- GIVEN PROBLEM -
Your task is to copy every line of this material exactly.
— START OF RECORDS PROVIDED —
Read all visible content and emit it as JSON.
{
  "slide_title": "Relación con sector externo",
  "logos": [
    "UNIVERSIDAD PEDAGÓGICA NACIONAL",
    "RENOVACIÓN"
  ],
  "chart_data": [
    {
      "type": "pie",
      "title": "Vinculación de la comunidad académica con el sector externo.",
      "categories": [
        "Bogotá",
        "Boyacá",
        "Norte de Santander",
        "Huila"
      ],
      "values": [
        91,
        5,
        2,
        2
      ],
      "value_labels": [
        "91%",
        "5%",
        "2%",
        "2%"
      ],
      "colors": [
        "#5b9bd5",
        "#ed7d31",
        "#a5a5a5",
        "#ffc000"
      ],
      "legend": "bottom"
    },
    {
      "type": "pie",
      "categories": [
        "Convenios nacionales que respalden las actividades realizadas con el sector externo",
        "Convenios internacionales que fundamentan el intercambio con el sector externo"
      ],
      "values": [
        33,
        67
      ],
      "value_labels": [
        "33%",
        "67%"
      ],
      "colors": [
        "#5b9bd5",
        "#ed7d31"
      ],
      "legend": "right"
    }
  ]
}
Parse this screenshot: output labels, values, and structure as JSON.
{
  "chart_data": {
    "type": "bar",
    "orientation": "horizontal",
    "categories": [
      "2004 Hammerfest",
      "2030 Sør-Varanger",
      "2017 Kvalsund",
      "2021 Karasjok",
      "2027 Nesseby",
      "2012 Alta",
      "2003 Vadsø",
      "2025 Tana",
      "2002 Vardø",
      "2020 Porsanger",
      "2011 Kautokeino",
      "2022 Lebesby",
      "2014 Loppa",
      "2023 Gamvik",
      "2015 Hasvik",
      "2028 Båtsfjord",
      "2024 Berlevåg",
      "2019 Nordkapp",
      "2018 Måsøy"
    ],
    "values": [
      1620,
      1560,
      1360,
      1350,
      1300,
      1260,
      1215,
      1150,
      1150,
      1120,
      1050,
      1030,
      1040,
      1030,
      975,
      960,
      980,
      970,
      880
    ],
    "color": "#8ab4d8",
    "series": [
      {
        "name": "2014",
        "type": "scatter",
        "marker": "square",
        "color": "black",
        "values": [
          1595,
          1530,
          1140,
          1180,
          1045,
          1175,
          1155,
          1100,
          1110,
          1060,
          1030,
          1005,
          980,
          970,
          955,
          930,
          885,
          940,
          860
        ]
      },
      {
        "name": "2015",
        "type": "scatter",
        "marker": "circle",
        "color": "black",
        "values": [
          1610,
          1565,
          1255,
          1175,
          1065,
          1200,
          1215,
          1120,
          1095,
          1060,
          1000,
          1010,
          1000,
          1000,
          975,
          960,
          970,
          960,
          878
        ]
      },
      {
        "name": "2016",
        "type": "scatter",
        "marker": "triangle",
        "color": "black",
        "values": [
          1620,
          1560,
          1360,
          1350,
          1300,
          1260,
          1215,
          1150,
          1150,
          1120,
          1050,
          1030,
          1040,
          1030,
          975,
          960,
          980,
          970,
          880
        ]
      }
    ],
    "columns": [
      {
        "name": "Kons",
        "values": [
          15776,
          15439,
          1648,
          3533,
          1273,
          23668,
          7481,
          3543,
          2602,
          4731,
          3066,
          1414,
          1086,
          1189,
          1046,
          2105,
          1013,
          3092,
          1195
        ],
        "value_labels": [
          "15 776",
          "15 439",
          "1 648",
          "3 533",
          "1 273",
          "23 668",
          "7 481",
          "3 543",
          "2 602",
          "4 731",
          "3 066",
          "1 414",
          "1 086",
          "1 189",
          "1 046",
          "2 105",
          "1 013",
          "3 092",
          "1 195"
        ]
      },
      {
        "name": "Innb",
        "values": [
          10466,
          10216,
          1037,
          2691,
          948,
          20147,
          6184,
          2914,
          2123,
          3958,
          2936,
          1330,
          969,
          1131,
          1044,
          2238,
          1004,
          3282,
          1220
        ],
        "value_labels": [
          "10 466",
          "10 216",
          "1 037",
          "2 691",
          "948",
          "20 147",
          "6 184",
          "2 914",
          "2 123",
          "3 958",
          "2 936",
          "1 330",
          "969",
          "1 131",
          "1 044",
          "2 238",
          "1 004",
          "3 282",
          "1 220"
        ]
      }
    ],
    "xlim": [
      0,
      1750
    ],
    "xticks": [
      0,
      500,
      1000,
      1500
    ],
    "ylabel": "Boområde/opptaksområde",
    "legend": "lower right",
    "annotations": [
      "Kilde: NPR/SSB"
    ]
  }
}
— END OF RECORDS PROVIDED —
- RESULT -
Read all visible content and emit it as JSON.
{
  "slide_title": "Relación con sector externo",
  "logos": [
    "UNIVERSIDAD PEDAGÓGICA NACIONAL",
    "RENOVACIÓN"
  ],
  "chart_data": [
    {
      "type": "pie",
      "title": "Vinculación de la comunidad académica con el sector externo.",
      "categories": [
        "Bogotá",
        "Boyacá",
        "Norte de Santander",
        "Huila"
      ],
      "values": [
        91,
        5,
        2,
        2
      ],
      "value_labels": [
        "91%",
        "5%",
        "2%",
        "2%"
      ],
      "colors": [
        "#5b9bd5",
        "#ed7d31",
        "#a5a5a5",
        "#ffc000"
      ],
      "legend": "bottom"
    },
    {
      "type": "pie",
      "categories": [
        "Convenios nacionales que respalden las actividades realizadas con el sector externo",
        "Convenios internacionales que fundamentan el intercambio con el sector externo"
      ],
      "values": [
        33,
        67
      ],
      "value_labels": [
        "33%",
        "67%"
      ],
      "colors": [
        "#5b9bd5",
        "#ed7d31"
      ],
      "legend": "right"
    }
  ]
}
Parse this screenshot: output labels, values, and structure as JSON.
{
  "chart_data": {
    "type": "bar",
    "orientation": "horizontal",
    "categories": [
      "2004 Hammerfest",
      "2030 Sør-Varanger",
      "2017 Kvalsund",
      "2021 Karasjok",
      "2027 Nesseby",
      "2012 Alta",
      "2003 Vadsø",
      "2025 Tana",
      "2002 Vardø",
      "2020 Porsanger",
      "2011 Kautokeino",
      "2022 Lebesby",
      "2014 Loppa",
      "2023 Gamvik",
      "2015 Hasvik",
      "2028 Båtsfjord",
      "2024 Berlevåg",
      "2019 Nordkapp",
      "2018 Måsøy"
    ],
    "values": [
      1620,
      1560,
      1360,
      1350,
      1300,
      1260,
      1215,
      1150,
      1150,
      1120,
      1050,
      1030,
      1040,
      1030,
      975,
      960,
      980,
      970,
      880
    ],
    "color": "#8ab4d8",
    "series": [
      {
        "name": "2014",
        "type": "scatter",
        "marker": "square",
        "color": "black",
        "values": [
          1595,
          1530,
          1140,
          1180,
          1045,
          1175,
          1155,
          1100,
          1110,
          1060,
          1030,
          1005,
          980,
          970,
          955,
          930,
          885,
          940,
          860
        ]
      },
      {
        "name": "2015",
        "type": "scatter",
        "marker": "circle",
        "color": "black",
        "values": [
          1610,
          1565,
          1255,
          1175,
          1065,
          1200,
          1215,
          1120,
          1095,
          1060,
          1000,
          1010,
          1000,
          1000,
          975,
          960,
          970,
          960,
          878
        ]
      },
      {
        "name": "2016",
        "type": "scatter",
        "marker": "triangle",
        "color": "black",
        "values": [
          1620,
          1560,
          1360,
          1350,
          1300,
          1260,
          1215,
          1150,
          1150,
          1120,
          1050,
          1030,
          1040,
          1030,
          975,
          960,
          980,
          970,
          880
        ]
      }
    ],
    "columns": [
      {
        "name": "Kons",
        "values": [
          15776,
          15439,
          1648,
          3533,
          1273,
          23668,
          7481,
          3543,
          2602,
          4731,
          3066,
          1414,
          1086,
          1189,
          1046,
          2105,
          1013,
          3092,
          1195
        ],
        "value_labels": [
          "15 776",
          "15 439",
          "1 648",
          "3 533",
          "1 273",
          "23 668",
          "7 481",
          "3 543",
          "2 602",
          "4 731",
          "3 066",
          "1 414",
          "1 086",
          "1 189",
          "1 046",
          "2 105",
          "1 013",
          "3 092",
          "1 195"
        ]
      },
      {
        "name": "Innb",
        "values": [
          10466,
          10216,
          1037,
          2691,
          948,
          20147,
          6184,
          2914,
          2123,
          3958,
          2936,
          1330,
          969,
          1131,
          1044,
          2238,
          1004,
          3282,
          1220
        ],
        "value_labels": [
          "10 466",
          "10 216",
          "1 037",
          "2 691",
          "948",
          "20 147",
          "6 184",
          "2 914",
          "2 123",
          "3 958",
          "2 936",
          "1 330",
          "969",
          "1 131",
          "1 044",
          "2 238",
          "1 004",
          "3 282",
          "1 220"
        ]
      }
    ],
    "xlim": [
      0,
      1750
    ],
    "xticks": [
      0,
      500,
      1000,
      1500
    ],
    "ylabel": "Boområde/opptaksområde",
    "legend": "lower right",
    "annotations": [
      "Kilde: NPR/SSB"
    ]
  }
}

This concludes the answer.